- _What you are asked to do_:
Each entry must appear again exactly as it does in the source.
========================================================================
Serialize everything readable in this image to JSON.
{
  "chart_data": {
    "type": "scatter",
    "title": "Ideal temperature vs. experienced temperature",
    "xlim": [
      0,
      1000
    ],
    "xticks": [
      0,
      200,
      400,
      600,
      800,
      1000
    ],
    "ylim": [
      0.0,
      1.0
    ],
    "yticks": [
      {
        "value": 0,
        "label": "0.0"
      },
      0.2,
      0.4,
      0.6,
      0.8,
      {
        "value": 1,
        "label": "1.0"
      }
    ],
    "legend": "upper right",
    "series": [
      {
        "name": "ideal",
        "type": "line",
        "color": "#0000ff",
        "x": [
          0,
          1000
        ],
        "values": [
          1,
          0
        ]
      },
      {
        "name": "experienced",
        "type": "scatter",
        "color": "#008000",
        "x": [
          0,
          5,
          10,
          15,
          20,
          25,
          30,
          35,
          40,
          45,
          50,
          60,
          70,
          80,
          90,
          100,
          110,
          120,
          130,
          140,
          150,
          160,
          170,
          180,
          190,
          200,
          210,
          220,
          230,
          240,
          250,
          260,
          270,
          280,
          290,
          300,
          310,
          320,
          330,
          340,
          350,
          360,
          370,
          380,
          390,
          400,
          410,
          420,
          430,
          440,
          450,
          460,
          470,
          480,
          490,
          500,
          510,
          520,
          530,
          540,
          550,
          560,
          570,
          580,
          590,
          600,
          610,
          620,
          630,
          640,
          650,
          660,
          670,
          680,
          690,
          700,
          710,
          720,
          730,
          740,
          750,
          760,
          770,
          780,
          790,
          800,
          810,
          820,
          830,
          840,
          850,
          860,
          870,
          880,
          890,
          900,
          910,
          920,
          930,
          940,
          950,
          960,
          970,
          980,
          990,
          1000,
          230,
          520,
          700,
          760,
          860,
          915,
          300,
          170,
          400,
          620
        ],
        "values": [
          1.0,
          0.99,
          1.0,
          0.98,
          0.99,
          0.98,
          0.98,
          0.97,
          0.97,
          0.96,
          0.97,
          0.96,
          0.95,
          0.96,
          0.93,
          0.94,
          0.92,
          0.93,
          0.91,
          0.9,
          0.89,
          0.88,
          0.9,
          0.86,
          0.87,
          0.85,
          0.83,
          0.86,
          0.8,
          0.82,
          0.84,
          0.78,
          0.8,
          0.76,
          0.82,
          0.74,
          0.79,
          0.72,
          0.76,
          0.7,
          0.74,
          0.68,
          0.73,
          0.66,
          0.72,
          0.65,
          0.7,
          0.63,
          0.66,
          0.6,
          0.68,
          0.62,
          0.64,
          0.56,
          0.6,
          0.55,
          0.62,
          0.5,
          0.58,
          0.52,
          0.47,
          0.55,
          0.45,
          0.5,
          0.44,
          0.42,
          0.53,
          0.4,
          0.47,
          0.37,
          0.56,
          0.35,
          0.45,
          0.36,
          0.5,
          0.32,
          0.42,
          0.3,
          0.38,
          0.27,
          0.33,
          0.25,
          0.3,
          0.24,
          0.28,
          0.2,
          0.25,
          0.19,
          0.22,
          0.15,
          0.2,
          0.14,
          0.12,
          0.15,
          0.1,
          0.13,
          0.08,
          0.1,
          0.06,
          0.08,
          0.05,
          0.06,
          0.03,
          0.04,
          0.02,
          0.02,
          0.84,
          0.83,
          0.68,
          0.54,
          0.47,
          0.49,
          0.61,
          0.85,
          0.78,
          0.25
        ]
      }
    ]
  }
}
========================================================================
- _Reply to the task_:
Serialize everything readable in this image to JSON.
{
  "chart_data": {
    "type": "scatter",
    "title": "Ideal temperature vs. experienced temperature",
    "xlim": [
      0,
      1000
    ],
    "xticks": [
      0,
      200,
      400,
      600,
      800,
      1000
    ],
    "ylim": [
      0.0,
      1.0
    ],
    "yticks": [
      {
        "value": 0,
        "label": "0.0"
      },
      0.2,
      0.4,
      0.6,
      0.8,
      {
        "value": 1,
        "label": "1.0"
      }
    ],
    "legend": "upper right",
    "series": [
      {
        "name": "ideal",
        "type": "line",
        "color": "#0000ff",
        "x": [
          0,
          1000
        ],
        "values": [
          1,
          0
        ]
      },
      {
        "name": "experienced",
        "type": "scatter",
        "color": "#008000",
        "x": [
          0,
          5,
          10,
          15,
          20,
          25,
          30,
          35,
          40,
          45,
          50,
          60,
          70,
          80,
          90,
          100,
          110,
          120,
          130,
          140,
          150,
          160,
          170,
          180,
          190,
          200,
          210,
          220,
          230,
          240,
          250,
          260,
          270,
          280,
          290,
          300,
          310,
          320,
          330,
          340,
          350,
          360,
          370,
          380,
          390,
          400,
          410,
          420,
          430,
          440,
          450,
          460,
          470,
          480,
          490,
          500,
          510,
          520,
          530,
          540,
          550,
          560,
          570,
          580,
          590,
          600,
          610,
          620,
          630,
          640,
          650,
          660,
          670,
          680,
          690,
          700,
          710,
          720,
          730,
          740,
          750,
          760,
          770,
          780,
          790,
          800,
          810,
          820,
          830,
          840,
          850,
          860,
          870,
          880,
          890,
          900,
          910,
          920,
          930,
          940,
          950,
          960,
          970,
          980,
          990,
          1000,
          230,
          520,
          700,
          760,
          860,
          915,
          300,
          170,
          400,
          620
        ],
        "values": [
          1.0,
          0.99,
          1.0,
          0.98,
          0.99,
          0.98,
          0.98,
          0.97,
          0.97,
          0.96,
          0.97,
          0.96,
          0.95,
          0.96,
          0.93,
          0.94,
          0.92,
          0.93,
          0.91,
          0.9,
          0.89,
          0.88,
          0.9,
          0.86,
          0.87,
          0.85,
          0.83,
          0.86,
          0.8,
          0.82,
          0.84,
          0.78,
          0.8,
          0.76,
          0.82,
          0.74,
          0.79,
          0.72,
          0.76,
          0.7,
          0.74,
          0.68,
          0.73,
          0.66,
          0.72,
          0.65,
          0.7,
          0.63,
          0.66,
          0.6,
          0.68,
          0.62,
          0.64,
          0.56,
          0.6,
          0.55,
          0.62,
          0.5,
          0.58,
          0.52,
          0.47,
          0.55,
          0.45,
          0.5,
          0.44,
          0.42,
          0.53,
          0.4,
          0.47,
          0.37,
          0.56,
          0.35,
          0.45,
          0.36,
          0.5,
          0.32,
          0.42,
          0.3,
          0.38,
          0.27,
          0.33,
          0.25,
          0.3,
          0.24,
          0.28,
          0.2,
          0.25,
          0.19,
          0.22,
          0.15,
          0.2,
          0.14,
          0.12,
          0.15,
          0.1,
          0.13,
          0.08,
          0.1,
          0.06,
          0.08,
          0.05,
          0.06,
          0.03,
          0.04,
          0.02,
          0.02,
          0.84,
          0.83,
          0.68,
          0.54,
          0.47,
          0.49,
          0.61,
          0.85,
          0.78,
          0.25
        ]
      }
    ]
  }
}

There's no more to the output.